> **Tarefa atribuída A**: No texto sobre Glória Crystal, troque "casamento" por "matrimônio" e reescreva tudo desde "Foram anos juntos" até "transexuais do mundo.".
> **Tarefa atribuída B**: Segundo o texto sobre Glória Crystal, em que local aconteceu a cerimônia de casamento?

Mesmo com tantas situações de preconceito e discriminação que Glória sofreu até se tornar a famosa Glória Crystal de hoje, ela não se considera uma vítima e nem minoria, pelo contrário, enfatiza que a população LGBT é maior do que pensamos: “Bixa é igual a televisão, toda família tem uma, só muda a marca, o ano e o modelo”.
Casamento
Aos 32 anos, a vida de Glória Crystal iria tomar um rumo que nem mesmo ela esperava. Em mais uma noite de trabalho, agora como gerente de uma danceteria, Glória conheceu Thiago Pereira da Silva, na época, garoto de programa, com apenas 16 anos. Thiago queria entrar no local, mas devido à idade, Glória não poderia permitir. Os dois conversaram um pouco e mais tarde ela encontrou com Thiago em um bar. Eles começaram a conversar e acabaram ficando juntos naquela noite.
Foram anos juntos até que a decisão pelo casamento surgiu, partindo de Thiago, em 2015. Ele percebeu que em muitos casais de amigos gays, quando acontecia alguma fatalidade entre o casal, o parceiro que ficava acabava sofrendo em dobro devido às brigas com a família do outro para a disputa de bens. Glória explica que a decisão foi exatamente por isso, mesmo que aos olhos de espectadores pareça estranho já pensar na perda do companheiro, quando na verdade, é uma realidade no país que mais mata travestis e transexuais do mundo.
A cerimônia era para ser discreta, mas na época, Glória já era uma figura pública reconhecida e estava à frente da secretaria da Livre Orientação Sexual de Porto Alegre, como secretária adjunta. A cerimônia aconteceu no Chalé da Praça XV e foi acompanhada por amigos, colegas e imprensa. Glória conta que há 20 anos juntos, a única coisa que abala a relação do casal é a vida agitada de Glória como ativista na luta pela causa LGBT.

Registros de dados armazenados:

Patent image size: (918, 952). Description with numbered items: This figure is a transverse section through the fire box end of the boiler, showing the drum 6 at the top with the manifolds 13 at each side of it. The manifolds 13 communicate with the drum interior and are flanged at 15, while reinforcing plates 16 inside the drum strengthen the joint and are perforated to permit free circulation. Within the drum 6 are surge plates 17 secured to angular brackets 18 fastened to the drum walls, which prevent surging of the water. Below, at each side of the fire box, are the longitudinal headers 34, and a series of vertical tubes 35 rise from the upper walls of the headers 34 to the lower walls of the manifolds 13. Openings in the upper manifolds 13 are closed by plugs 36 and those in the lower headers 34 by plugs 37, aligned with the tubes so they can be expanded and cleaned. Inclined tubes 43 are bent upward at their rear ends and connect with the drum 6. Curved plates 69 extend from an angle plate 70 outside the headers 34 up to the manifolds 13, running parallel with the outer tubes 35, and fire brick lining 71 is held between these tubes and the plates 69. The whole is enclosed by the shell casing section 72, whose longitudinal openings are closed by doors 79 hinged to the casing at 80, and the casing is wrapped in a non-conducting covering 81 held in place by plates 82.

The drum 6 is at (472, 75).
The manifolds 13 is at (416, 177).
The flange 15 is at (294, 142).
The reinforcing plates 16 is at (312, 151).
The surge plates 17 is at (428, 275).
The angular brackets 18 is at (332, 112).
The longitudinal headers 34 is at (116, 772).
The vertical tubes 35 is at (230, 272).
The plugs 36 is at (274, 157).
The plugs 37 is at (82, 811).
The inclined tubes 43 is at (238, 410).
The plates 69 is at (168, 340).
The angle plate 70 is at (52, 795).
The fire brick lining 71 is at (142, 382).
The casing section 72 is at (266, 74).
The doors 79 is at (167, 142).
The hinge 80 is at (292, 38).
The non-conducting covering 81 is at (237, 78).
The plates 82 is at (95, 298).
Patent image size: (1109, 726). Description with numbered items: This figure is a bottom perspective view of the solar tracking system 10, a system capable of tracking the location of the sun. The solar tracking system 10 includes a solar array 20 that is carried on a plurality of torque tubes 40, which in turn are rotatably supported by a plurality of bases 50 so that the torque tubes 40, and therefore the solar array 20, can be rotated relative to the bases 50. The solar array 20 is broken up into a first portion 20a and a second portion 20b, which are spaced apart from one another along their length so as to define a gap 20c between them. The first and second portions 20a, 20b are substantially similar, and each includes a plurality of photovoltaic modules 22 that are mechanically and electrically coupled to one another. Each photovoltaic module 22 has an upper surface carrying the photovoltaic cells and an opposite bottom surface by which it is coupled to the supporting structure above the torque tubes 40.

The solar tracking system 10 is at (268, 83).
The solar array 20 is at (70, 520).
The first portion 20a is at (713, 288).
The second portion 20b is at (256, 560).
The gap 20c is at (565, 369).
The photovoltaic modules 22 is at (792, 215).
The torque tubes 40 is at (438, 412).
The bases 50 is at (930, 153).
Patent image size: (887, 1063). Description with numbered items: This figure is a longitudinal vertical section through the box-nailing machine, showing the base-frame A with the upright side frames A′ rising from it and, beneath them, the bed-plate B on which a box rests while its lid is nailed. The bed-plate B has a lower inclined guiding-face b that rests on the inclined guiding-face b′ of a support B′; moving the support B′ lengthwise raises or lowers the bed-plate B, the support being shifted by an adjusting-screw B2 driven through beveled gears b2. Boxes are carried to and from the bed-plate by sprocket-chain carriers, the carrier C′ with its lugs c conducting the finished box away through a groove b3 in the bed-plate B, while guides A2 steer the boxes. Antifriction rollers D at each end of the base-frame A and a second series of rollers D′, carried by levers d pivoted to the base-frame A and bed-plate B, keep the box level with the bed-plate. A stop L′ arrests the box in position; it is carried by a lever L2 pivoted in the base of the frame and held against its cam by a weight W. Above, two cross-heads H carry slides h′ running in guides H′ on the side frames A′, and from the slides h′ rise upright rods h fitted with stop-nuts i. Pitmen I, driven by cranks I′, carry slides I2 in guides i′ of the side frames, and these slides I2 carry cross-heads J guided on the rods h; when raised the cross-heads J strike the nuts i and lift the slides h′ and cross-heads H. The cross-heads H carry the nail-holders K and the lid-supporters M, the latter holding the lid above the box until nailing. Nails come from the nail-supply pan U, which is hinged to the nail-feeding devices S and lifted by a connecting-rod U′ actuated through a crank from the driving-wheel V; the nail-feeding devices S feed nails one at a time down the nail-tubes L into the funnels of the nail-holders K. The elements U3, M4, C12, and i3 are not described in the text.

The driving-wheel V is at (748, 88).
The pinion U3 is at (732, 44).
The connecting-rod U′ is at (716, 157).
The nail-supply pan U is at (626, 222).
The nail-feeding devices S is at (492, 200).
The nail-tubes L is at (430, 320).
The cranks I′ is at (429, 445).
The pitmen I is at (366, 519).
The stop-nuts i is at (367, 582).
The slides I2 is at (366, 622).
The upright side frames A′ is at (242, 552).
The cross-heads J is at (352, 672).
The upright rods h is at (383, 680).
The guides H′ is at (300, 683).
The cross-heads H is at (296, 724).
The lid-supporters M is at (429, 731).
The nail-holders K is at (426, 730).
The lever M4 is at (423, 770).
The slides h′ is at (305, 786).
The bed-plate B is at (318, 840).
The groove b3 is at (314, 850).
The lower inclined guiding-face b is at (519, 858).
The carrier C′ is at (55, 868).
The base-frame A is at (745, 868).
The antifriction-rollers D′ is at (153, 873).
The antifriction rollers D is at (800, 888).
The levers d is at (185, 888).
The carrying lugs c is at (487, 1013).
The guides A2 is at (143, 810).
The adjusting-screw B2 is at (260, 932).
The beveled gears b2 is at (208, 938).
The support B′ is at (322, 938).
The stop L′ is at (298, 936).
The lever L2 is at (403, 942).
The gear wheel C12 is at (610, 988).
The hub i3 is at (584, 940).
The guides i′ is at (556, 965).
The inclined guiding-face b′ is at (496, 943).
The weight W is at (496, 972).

> **Área de resposta A**:
Foram anos juntos até que a decisão pelo matrimônio surgiu, partindo de Thiago, em 2015. Ele percebeu que em muitos casais de amigos gays, quando acontecia alguma fatalidade entre o casal, o parceiro que ficava acabava sofrendo em dobro devido às brigas com a família do outro para a disputa de bens. Glória explica que a decisão foi exatamente por isso, mesmo que aos olhos de espectadores pareça estranho já pensar na perda do companheiro, quando na verdade, é uma realidade no país que mais mata travestis e transexuais do mundo.

> **Área de resposta B**: No Chalé da Praça XV.